■ **Passage shown**
----

Glass vs. Aluminium bed
- window glass: 9€ if cut by glass company
- tempered glass: much more. 3-4 times normal glass
- alu: 2.5mm 10€ + 30€ invest for large width Kapton tape
Hoops to jump through:
- thermal stress
- holes/cutaway for joris-style startup is not possible DIY. The glass will break there easily.
- Upbending. See below
- needs Kapton tape on the surface, that can be scratched. Needs replacement every half year probably.
- Cuttin alu to shape wihtout deforming is difficult DIY.
- Insulation of the PCB necessary
Heated Bed Power considerations
A typical heated bed is approximately 20x20 cm. It is heated by e.g. a FR4 PCB, with some heating power P0, e.g. P0=100W. The PCB heats up he actual bed, either glass or aluminum. It is cooled by thermal radiation and natural cooling (no fan, but buoyancy of hot air bubbles going upwards) and the airflow by a fan (convective cooling).
Because all this can be expressed in formulas, its pretty easy to estimate the required heating power to reach a given target temperature:
What you see here is that at 80°C, radiative cooling is as strong as a constant airflow with ~0.35 m/s, which would blow however over the whole plate uniformly. The common fan I would guess at 0.3 m/s for25% of the area. This is why for the total heating power, one could estimate 0.1m/sec, where however the natural convection is stronger. You cannot just add the two, but for correction a 0.2 m/sec estimation seems fair.

----

■ **Directions**
A. In the heated bed notes, how large is a typical heated bed?
B. Pick up the heated bed notes after their final sentence and write what comes next.

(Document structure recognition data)
----

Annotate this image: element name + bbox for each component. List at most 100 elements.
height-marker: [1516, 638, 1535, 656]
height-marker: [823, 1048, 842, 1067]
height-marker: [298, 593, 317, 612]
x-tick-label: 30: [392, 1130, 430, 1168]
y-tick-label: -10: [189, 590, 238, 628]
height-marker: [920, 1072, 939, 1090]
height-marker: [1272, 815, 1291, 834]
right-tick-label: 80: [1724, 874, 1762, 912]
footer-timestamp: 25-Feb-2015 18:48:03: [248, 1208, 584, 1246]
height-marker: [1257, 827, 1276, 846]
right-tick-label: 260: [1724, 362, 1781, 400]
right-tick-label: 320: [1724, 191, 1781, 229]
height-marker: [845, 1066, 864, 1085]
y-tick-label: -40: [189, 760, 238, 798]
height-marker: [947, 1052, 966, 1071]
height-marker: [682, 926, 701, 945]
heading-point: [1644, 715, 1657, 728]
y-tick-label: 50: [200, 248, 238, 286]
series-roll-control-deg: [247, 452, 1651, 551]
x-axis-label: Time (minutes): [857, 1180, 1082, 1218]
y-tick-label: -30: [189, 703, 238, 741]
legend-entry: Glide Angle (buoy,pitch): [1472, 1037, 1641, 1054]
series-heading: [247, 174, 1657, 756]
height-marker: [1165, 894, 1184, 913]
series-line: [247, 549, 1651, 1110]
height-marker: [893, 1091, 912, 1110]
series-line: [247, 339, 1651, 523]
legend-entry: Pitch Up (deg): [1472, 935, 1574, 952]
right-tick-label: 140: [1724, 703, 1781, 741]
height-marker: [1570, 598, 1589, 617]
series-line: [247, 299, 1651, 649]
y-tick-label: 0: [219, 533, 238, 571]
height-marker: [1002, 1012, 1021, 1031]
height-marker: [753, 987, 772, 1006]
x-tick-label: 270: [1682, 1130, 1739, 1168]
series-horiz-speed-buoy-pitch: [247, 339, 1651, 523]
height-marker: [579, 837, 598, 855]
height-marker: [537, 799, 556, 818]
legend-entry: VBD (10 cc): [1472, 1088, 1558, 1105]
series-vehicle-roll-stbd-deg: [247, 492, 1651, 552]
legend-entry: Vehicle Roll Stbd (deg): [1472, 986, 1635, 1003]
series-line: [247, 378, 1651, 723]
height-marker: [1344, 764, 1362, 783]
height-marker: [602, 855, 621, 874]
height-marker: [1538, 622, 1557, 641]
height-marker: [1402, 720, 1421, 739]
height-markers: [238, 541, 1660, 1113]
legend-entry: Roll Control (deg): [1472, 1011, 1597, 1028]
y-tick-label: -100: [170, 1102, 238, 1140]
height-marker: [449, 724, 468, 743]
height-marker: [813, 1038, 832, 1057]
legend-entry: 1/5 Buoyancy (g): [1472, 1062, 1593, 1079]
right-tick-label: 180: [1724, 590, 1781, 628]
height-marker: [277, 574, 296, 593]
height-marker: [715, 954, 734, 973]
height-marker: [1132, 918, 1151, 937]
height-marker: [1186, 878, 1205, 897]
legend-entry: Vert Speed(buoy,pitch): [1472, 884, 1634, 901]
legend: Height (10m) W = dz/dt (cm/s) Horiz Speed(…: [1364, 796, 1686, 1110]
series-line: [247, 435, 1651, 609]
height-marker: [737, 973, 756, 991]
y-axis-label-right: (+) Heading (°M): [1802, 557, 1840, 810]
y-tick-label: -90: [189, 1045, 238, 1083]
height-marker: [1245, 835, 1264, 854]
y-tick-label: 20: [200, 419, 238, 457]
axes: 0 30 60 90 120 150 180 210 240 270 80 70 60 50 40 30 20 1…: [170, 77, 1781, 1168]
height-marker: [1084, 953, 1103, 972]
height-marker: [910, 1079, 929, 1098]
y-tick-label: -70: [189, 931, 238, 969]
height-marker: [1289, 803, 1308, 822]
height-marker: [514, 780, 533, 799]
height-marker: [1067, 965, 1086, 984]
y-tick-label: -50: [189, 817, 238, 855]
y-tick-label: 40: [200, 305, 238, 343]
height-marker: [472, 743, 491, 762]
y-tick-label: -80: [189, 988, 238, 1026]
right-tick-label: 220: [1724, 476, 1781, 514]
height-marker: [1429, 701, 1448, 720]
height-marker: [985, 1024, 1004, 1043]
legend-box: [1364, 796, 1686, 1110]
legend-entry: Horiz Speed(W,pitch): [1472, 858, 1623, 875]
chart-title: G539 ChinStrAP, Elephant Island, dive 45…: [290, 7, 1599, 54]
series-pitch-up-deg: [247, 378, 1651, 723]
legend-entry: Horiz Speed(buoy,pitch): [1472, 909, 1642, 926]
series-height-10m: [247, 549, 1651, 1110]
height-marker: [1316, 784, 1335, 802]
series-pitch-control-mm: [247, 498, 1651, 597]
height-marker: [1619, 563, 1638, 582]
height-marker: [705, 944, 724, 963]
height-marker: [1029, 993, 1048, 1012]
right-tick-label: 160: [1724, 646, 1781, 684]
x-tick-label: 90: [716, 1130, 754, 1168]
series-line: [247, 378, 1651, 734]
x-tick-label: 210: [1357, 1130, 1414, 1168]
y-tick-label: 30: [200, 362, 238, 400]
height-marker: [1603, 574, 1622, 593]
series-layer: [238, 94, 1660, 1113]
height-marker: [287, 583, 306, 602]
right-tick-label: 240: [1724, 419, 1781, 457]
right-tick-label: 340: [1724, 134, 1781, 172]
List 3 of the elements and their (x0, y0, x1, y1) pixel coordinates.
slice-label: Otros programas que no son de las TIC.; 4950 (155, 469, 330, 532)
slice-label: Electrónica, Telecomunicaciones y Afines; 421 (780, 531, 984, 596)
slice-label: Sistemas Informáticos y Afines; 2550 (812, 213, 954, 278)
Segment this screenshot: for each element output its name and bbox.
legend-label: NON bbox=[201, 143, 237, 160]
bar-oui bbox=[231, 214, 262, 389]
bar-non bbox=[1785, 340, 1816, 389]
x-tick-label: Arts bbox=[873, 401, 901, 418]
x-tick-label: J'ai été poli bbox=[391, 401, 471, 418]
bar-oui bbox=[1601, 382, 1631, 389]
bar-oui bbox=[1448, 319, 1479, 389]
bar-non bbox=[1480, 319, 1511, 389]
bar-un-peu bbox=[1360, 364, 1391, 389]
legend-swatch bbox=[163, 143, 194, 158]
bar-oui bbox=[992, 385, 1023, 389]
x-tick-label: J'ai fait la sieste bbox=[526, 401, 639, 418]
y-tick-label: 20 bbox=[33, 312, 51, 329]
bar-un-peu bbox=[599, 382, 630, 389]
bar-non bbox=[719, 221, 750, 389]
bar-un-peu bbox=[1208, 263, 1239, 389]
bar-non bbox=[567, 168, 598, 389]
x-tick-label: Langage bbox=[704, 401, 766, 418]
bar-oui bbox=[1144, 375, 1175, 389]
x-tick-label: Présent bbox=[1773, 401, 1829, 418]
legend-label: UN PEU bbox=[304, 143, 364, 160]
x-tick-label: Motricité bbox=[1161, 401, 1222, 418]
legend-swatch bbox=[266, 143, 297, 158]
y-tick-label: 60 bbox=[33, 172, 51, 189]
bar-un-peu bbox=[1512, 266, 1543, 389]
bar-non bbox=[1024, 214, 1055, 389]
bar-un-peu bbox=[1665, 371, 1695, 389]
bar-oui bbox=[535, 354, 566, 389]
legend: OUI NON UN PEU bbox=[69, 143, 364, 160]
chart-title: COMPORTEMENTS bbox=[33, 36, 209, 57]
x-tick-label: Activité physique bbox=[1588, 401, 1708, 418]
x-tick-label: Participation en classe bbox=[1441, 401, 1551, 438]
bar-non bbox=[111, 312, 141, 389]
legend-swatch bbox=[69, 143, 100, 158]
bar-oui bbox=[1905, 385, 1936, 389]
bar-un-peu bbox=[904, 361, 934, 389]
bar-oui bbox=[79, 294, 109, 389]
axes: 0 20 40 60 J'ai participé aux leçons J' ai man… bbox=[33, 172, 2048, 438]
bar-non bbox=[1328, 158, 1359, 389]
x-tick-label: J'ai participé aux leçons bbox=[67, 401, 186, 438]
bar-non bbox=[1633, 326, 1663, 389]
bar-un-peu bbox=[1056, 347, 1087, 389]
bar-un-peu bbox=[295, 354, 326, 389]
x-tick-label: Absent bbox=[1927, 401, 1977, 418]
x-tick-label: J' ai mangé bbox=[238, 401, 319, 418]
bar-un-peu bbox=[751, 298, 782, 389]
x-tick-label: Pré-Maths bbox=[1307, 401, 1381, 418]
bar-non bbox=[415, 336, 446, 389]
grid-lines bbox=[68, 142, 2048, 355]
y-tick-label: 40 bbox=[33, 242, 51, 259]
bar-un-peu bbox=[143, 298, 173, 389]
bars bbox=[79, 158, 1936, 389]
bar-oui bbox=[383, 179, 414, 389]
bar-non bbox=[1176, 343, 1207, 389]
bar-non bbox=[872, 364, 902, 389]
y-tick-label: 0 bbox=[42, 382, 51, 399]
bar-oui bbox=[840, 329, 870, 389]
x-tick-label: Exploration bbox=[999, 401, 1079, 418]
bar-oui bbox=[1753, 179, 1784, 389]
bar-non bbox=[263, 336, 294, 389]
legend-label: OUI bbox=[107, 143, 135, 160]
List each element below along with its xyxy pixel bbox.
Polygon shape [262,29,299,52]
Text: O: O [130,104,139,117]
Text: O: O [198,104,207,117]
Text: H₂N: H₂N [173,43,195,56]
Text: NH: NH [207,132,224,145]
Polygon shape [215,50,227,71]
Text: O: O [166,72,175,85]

----

■ **Responses to the tasks**
A. Approximately 20x20 cm.

B.
Now one can create a coupled system, where the "insulation" of the glass above defines the target temperature at the print-side of the glass, while the PCB has to be hotter to compensate. Then one can see how much more power is needed for driving a glass bed.
You see that for heating a glass bed, you need ~5-10W more power than for an aluminum bed. Its not a big difference.
Now lets look at the velocity dependence. The plot shows the velocity by which the bed surface is cooled homogeneously, and the bed temperature that hence develops at 80W constant power.
So this exposes a possible flaw of heated beds in combination with fans. If we choose to heat at a power, so that the region under the fan (0.25m/sec) is at the target temperature, the outer side of the bed will overheat. This is not the whole story for an alu bed. It will conduct well in the sidewards direction, hence the temperature distribution will much more uniform, while glass is by a factor of 250 worse in conducting heat. One mm alu would have the same spreading effect as 25cm glass.
No this leads to major distinction in the battle glass vs. alu. Alu beds "compensate" for inhomogenous cooling.
From the previous section, its clear that if you cool the glass surface, it will become much cooler locally, even if its a thin glass sheet of 2mm. To make PLA and ABS stick to glass, it needs a minimum temperature, e.g. 70°C. If you are too hot, the printed object above is too liquid.
Now lets consider a printed object:
The printed object will be cooled by the fan, even better than the bed, as it is more exposed. Typically, it also has a lot of surface area, where it can radiate heat away. As heat conduction from the bed through object is possible, the object "steals" thermal energy from the glass surface, and hence cools it. And it cools more than the normal exposed plate, as the solid->air step is a bottleneck. This effect of the object cooling the bed is worse, if the object has a thin wall. Thats basically a cooling rib for the heated bed.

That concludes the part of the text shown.